**PAGE:**
------------------------------------------------

I always use the example of cars: you walk into a car garage and asking for their top spec Bentley Saloon, I'll pluck a random figure out of thin are, they say that the car will be say £50k. "Wow, you think, "I didn't want to spend that much". You then realise that your list of requirements for your dream car aren't realistic on your budget, so when you go to the next garage, it may even be another highly recommended garage, but when you go in there, you ask the salesman for a Saloon yes, but this time you say you would like a Peugeot, or a Ford, or a Renault, you aren't fussy. They give you a WAY better price! This time it is £9k. You sign on the dotted line and think you have just got an absolute bargain, you've got a car for £41k less than the other garage was quoting you! But, what you need to remember at this stage is that the first garage, your chosen garage with the salesman who was so much nicer to deal with, who got back to you when he said he would and didn't leave you waiting on a phonecall - he could have quoted you for any car you wanted, he may even have ended up cheaper than the £9k...but you asked him for a Bentley and that's what he quoted you for.

------------------------------------------------

**PROVIDED RECORDS:**
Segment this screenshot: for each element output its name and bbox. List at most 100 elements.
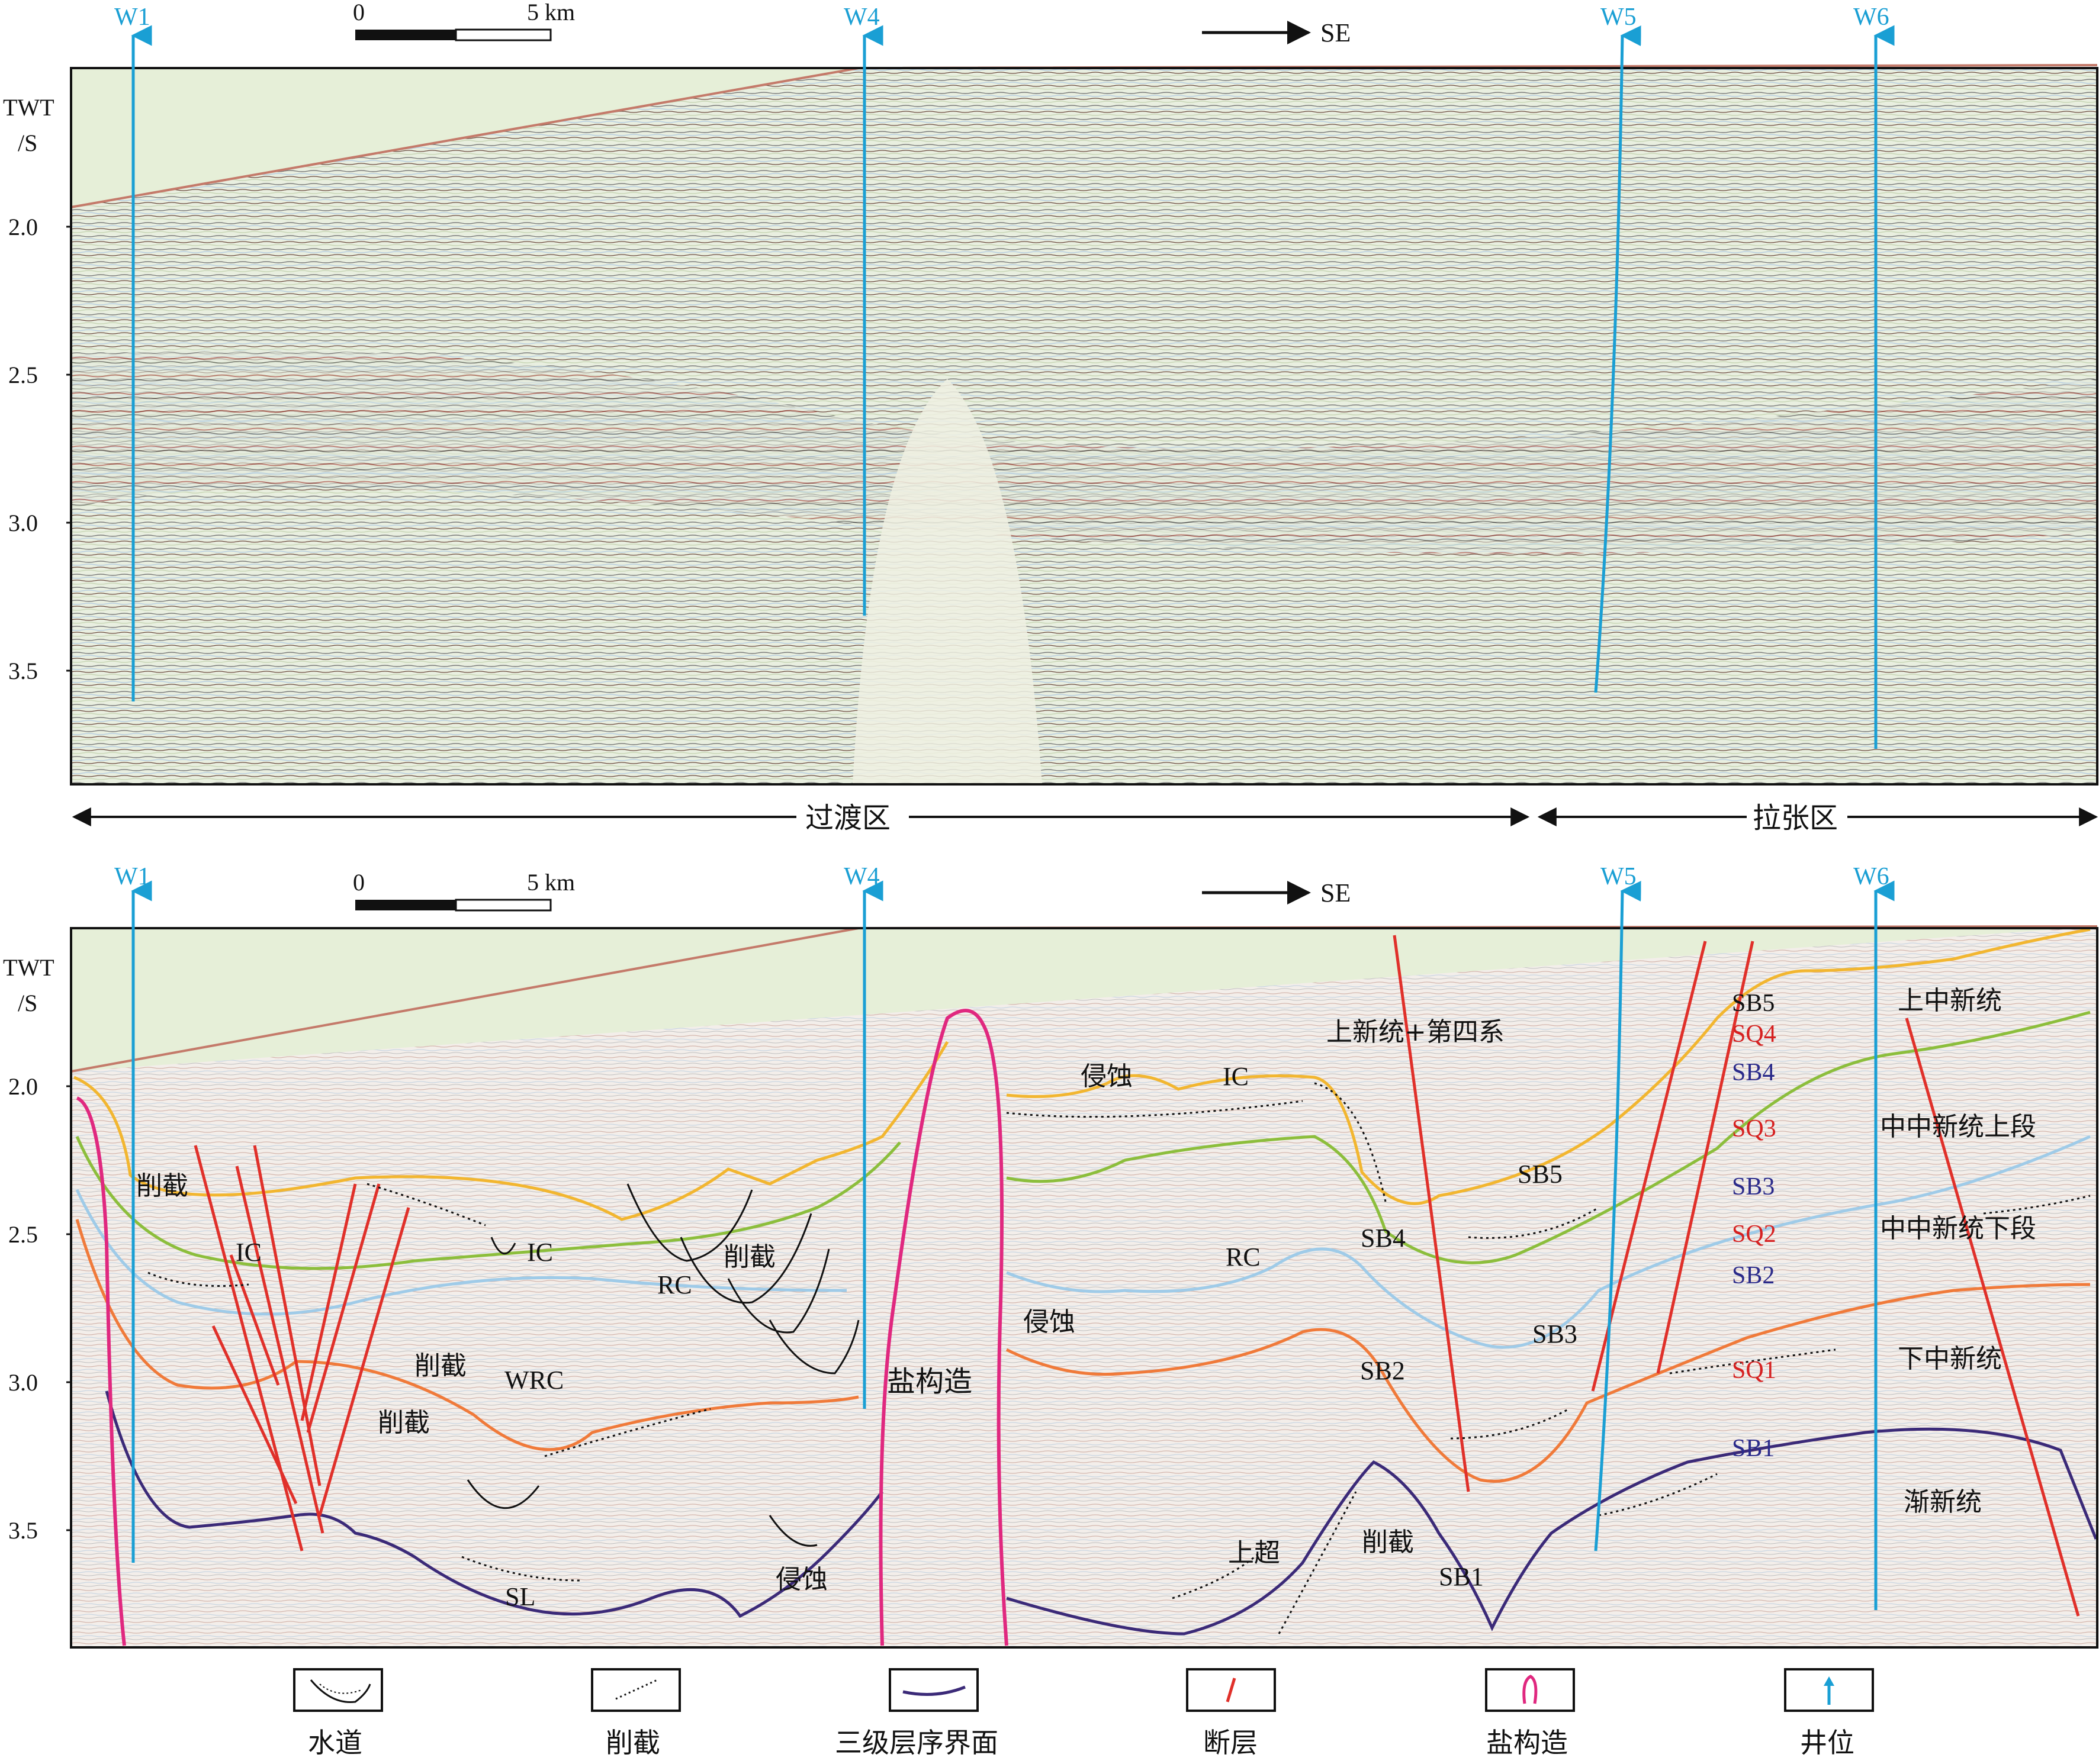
bottom-well-label-w6: W6: [1853, 863, 1889, 890]
annotation-text: 上超: [1228, 1538, 1280, 1568]
annotation-text: 削截: [1362, 1527, 1414, 1557]
bottom-tick-label: 3.0: [8, 1369, 38, 1396]
channel-marks: [467, 1183, 860, 1547]
bottom-scale-end: 5 km: [527, 869, 575, 896]
bottom-tick-label: 2.0: [8, 1073, 38, 1100]
bottom-well-label-w4: W4: [844, 863, 880, 890]
bottom-seismic-section: [71, 928, 2097, 1647]
top-direction-label: SE: [1320, 18, 1351, 47]
annotation-text: IC: [527, 1238, 553, 1267]
annotation-text: RC: [1226, 1242, 1261, 1272]
annotation-text: 削截: [378, 1408, 430, 1438]
top-axis-title-2: /S: [18, 130, 37, 156]
stratigraphy-label: 中中新统上段: [1880, 1112, 2036, 1142]
sequence-label: SQ3: [1732, 1115, 1776, 1142]
annotation-text: RC: [657, 1270, 692, 1299]
top-well-label-w1: W1: [114, 4, 150, 31]
well-icon: [1824, 1676, 1834, 1705]
sequence-label: SB3: [1732, 1173, 1775, 1200]
annotation-text: IC: [1223, 1062, 1249, 1091]
fault-icon: [1226, 1678, 1236, 1702]
top-tick-label: 2.0: [8, 214, 38, 240]
stratigraphy-column: 上中新统 中中新统上段 中中新统下段 下中新统 渐新统: [1880, 986, 2036, 1517]
annotation-group: 削截 IC IC RC 削截 削截 削截 WRC SL 侵蚀 盐构造 侵蚀 IC…: [136, 1017, 1577, 1611]
stratigraphy-label: 渐新统: [1904, 1487, 1982, 1517]
sequence-label: SB4: [1732, 1059, 1775, 1086]
horizon-sb1: [105, 1390, 2098, 1636]
sequence-label: SB1: [1732, 1435, 1775, 1462]
bottom-well-label-w1: W1: [114, 863, 150, 890]
top-tick-label: 3.0: [8, 510, 38, 536]
bottom-well-label-w5: W5: [1600, 863, 1637, 890]
bottom-water-column: [71, 926, 2097, 1071]
zone-bar: 过渡区 拉张区: [72, 799, 2098, 835]
bottom-scale-bar: 0 5 km: [353, 869, 575, 912]
annotation-text: IC: [236, 1238, 262, 1267]
sequence-label: SQ2: [1732, 1221, 1776, 1248]
salt-structure-icon: [1522, 1675, 1538, 1704]
sequence-label: SB5: [1732, 990, 1775, 1017]
top-well-label-w6: W6: [1853, 4, 1889, 31]
bottom-well-w5: [1594, 880, 1641, 1551]
annotation-text: 侵蚀: [1081, 1061, 1133, 1092]
top-scale-bar: 0 5 km: [353, 0, 575, 41]
annotation-text: SB3: [1532, 1319, 1577, 1348]
sequence-label: SB2: [1732, 1262, 1775, 1289]
channel-icon: [310, 1679, 371, 1704]
legend-label: 断层: [1203, 1727, 1258, 1759]
truncation-icon: [615, 1679, 658, 1700]
top-panel: TWT /S 2.0 2.5 3.0 3.5 W1 W4 W5 W6 0 5 k…: [3, 0, 2098, 786]
stratigraphy-label: 中中新统下段: [1880, 1213, 2036, 1244]
annotation-text: 削截: [136, 1171, 188, 1201]
bottom-tick-label: 2.5: [8, 1221, 38, 1248]
legend-item: 三级层序界面: [835, 1668, 998, 1759]
annotation-text: 削截: [414, 1351, 467, 1381]
top-salt-diapir: [853, 379, 1042, 784]
annotation-text: 侵蚀: [1023, 1307, 1075, 1337]
legend-item: 盐构造: [1485, 1668, 1575, 1759]
top-tick-label: 3.5: [8, 658, 38, 684]
annotation-text: 削截: [724, 1242, 776, 1272]
annotation-text: SL: [505, 1582, 535, 1611]
salt-structure-outline: [76, 1009, 1008, 1646]
top-axis-title-1: TWT: [3, 94, 54, 121]
top-reflector-band: [71, 350, 2097, 554]
stratigraphy-label: 下中新统: [1898, 1344, 2002, 1374]
legend-item: 井位: [1784, 1668, 1874, 1759]
sequence-column: SB5 SQ4 SB4 SQ3 SB3 SQ2 SB2 SQ1 SB1: [1732, 990, 1776, 1462]
bottom-scale-zero: 0: [353, 869, 365, 896]
annotation-text: SB2: [1360, 1356, 1405, 1385]
top-scale-zero: 0: [353, 0, 365, 25]
bottom-panel: TWT /S 2.0 2.5 3.0 3.5 W1 W4 W5 W6 0 5 k…: [3, 863, 2098, 1649]
horizon-sb5-right: [1006, 928, 2091, 1205]
stratigraphy-label: 上中新统: [1898, 986, 2002, 1016]
legend: 水道 削截 三级层序界面 断层 盐构造 井位: [293, 1668, 1874, 1759]
bottom-axis-title-2: /S: [18, 990, 37, 1016]
legend-item: 断层: [1186, 1668, 1276, 1759]
top-well-label-w5: W5: [1600, 4, 1637, 31]
bottom-axis-title-1: TWT: [3, 954, 54, 981]
legend-label: 削截: [606, 1727, 660, 1759]
top-tick-label: 2.5: [8, 362, 38, 388]
annotation-text: SB5: [1518, 1160, 1563, 1189]
zone-transition-label: 过渡区: [805, 801, 891, 835]
horizon-sb4: [75, 1010, 2091, 1270]
top-scale-end: 5 km: [527, 0, 575, 25]
annotation-text: 盐构造: [887, 1365, 972, 1398]
annotation-text: WRC: [504, 1366, 564, 1395]
annotation-text: SB1: [1439, 1562, 1484, 1591]
legend-item: 削截: [591, 1668, 681, 1759]
legend-label: 盐构造: [1486, 1727, 1568, 1759]
horizon-sb2: [75, 1219, 2091, 1483]
legend-item: 水道: [293, 1668, 383, 1759]
legend-label: 三级层序界面: [835, 1727, 998, 1759]
annotation-text: SB4: [1361, 1224, 1406, 1253]
sequence-label: SQ4: [1732, 1021, 1776, 1048]
annotation-text: 侵蚀: [776, 1565, 828, 1595]
sequence-boundary-icon: [902, 1685, 966, 1696]
sequence-label: SQ1: [1732, 1357, 1776, 1384]
top-well-w5: [1594, 25, 1641, 693]
bottom-direction-label: SE: [1320, 878, 1351, 907]
fault-group: [194, 935, 2080, 1617]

------------------------------------------------

**STATED GOAL:**
Resume the passage about comparing quotes from two car garages, starting right after its last sentence.

**WRITTEN RESPONSE:**
The same goes for flowers. If you walk out of your first flower appointment and just know that you cannot afford that first quotation, it is absolutely a good idea to go back to the drawing board! I always quote for the "crème de la crème" of your absolute dream. If this works out at too much, I would always advise you to have another look at Pinterest and Google, and see if any other table arrangements for example, take your fancy. Or, if you have your heart set on incorporating those tall tapered vases into your wedding reception, consider a compromise. Have half of the tables with those, and the other half with an equally beautiful lower design, which will take less flowers, and come in at less cost. Once you know that you are happy to compromise, tell that first florist! Give them a chance to requote you based on your new ideas. They may still be too expensive, or they may just be bang on! Just because you go to a second florist for a quote on the newly pared down wish list and they come out at a fraction of the cost of the first, doesn't mean the first wouldn't have been the same or cheaper. A florist quoting for jam jar table centres is always going to be cheaper than one quoting for 100cm high vases overflowing with flowers.
I really hope that makes sense!! It is a very very difficult one to explain, but I am always happy to requote someone for new ideas, if the first set of ideas was too expensive.
Basically, if the first florist you go to is your absolute favourite but you can't afford it...don't be scared to go back to them and ask them about your new ideas, don't be embarrassed to say you have realised that your vision is out of your price range!
The Final Decision -
You have all of your quotes together, you have a range of prices off one or more florists. Now all it really comes down to is budget and trust. I would tackle it with trust first. Who do you trust to deliver your vision? Once you know that, have they provided you with a price you are comfortable with? If so, you have found your florist! If not then reassess all of the previous points of like for like etc etc, and decide how important each element is to you.
Once you have made your decision, contact the florist right away to check they are still available, and to get your deposit paid!
A little side note...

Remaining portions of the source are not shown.